**THE TASK:** Quote the entries in full, character for character, without their images.
## Begin SUPPLIED ENTRIES
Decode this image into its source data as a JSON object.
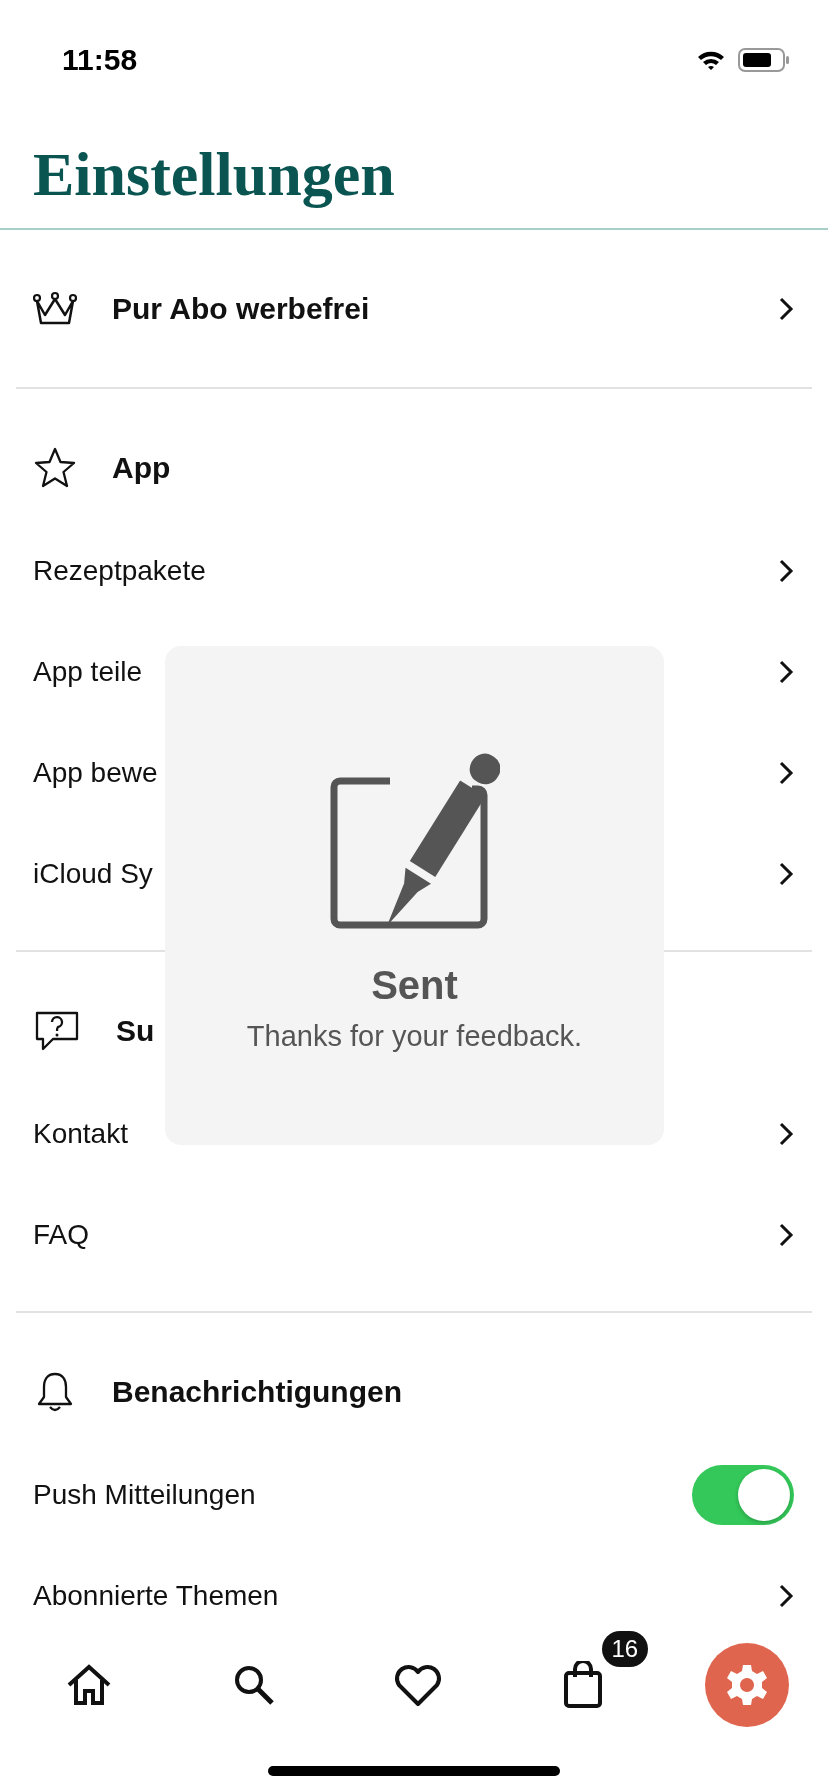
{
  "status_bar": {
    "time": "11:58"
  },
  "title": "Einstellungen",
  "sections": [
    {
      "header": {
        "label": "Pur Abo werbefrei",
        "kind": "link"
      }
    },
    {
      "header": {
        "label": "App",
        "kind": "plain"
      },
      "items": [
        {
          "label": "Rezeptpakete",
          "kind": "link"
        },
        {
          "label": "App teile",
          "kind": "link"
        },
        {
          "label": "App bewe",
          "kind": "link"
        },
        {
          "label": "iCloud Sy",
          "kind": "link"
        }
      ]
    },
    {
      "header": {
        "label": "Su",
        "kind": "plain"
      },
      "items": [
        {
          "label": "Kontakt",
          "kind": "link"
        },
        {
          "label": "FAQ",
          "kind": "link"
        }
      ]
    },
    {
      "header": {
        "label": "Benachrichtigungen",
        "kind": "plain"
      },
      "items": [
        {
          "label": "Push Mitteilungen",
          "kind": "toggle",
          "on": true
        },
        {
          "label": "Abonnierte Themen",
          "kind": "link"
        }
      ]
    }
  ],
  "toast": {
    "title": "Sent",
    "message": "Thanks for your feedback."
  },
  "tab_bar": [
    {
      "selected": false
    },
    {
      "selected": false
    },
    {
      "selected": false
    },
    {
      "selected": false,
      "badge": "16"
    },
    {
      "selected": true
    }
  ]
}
## End SUPPLIED ENTRIES
**EXPECTED OUTPUT:**
Decode this image into its source data as a JSON object.
{
  "status_bar": {
    "time": "11:58"
  },
  "title": "Einstellungen",
  "sections": [
    {
      "header": {
        "label": "Pur Abo werbefrei",
        "kind": "link"
      }
    },
    {
      "header": {
        "label": "App",
        "kind": "plain"
      },
      "items": [
        {
          "label": "Rezeptpakete",
          "kind": "link"
        },
        {
          "label": "App teile",
          "kind": "link"
        },
        {
          "label": "App bewe",
          "kind": "link"
        },
        {
          "label": "iCloud Sy",
          "kind": "link"
        }
      ]
    },
    {
      "header": {
        "label": "Su",
        "kind": "plain"
      },
      "items": [
        {
          "label": "Kontakt",
          "kind": "link"
        },
        {
          "label": "FAQ",
          "kind": "link"
        }
      ]
    },
    {
      "header": {
        "label": "Benachrichtigungen",
        "kind": "plain"
      },
      "items": [
        {
          "label": "Push Mitteilungen",
          "kind": "toggle",
          "on": true
        },
        {
          "label": "Abonnierte Themen",
          "kind": "link"
        }
      ]
    }
  ],
  "toast": {
    "title": "Sent",
    "message": "Thanks for your feedback."
  },
  "tab_bar": [
    {
      "selected": false
    },
    {
      "selected": false
    },
    {
      "selected": false
    },
    {
      "selected": false,
      "badge": "16"
    },
    {
      "selected": true
    }
  ]
}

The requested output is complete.